## Items from a data source
** start **

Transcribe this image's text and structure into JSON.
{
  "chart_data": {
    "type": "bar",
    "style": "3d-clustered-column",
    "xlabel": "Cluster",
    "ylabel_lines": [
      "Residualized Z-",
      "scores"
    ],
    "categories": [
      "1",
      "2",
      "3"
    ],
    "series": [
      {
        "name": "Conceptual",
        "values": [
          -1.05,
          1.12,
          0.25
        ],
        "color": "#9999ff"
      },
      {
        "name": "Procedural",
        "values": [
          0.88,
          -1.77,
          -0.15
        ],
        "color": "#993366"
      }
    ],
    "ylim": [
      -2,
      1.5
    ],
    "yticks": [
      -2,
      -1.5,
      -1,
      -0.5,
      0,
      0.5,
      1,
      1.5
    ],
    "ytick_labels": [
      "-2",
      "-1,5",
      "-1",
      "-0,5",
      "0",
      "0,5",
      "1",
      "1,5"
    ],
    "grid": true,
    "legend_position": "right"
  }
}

** end **

## WORK INSTRUCTIONS
Exactly as shown above, return every record.

## COMPLETE ANSWER
Transcribe this image's text and structure into JSON.
{
  "chart_data": {
    "type": "bar",
    "style": "3d-clustered-column",
    "xlabel": "Cluster",
    "ylabel_lines": [
      "Residualized Z-",
      "scores"
    ],
    "categories": [
      "1",
      "2",
      "3"
    ],
    "series": [
      {
        "name": "Conceptual",
        "values": [
          -1.05,
          1.12,
          0.25
        ],
        "color": "#9999ff"
      },
      {
        "name": "Procedural",
        "values": [
          0.88,
          -1.77,
          -0.15
        ],
        "color": "#993366"
      }
    ],
    "ylim": [
      -2,
      1.5
    ],
    "yticks": [
      -2,
      -1.5,
      -1,
      -0.5,
      0,
      0.5,
      1,
      1.5
    ],
    "ytick_labels": [
      "-2",
      "-1,5",
      "-1",
      "-0,5",
      "0",
      "0,5",
      "1",
      "1,5"
    ],
    "grid": true,
    "legend_position": "right"
  }
}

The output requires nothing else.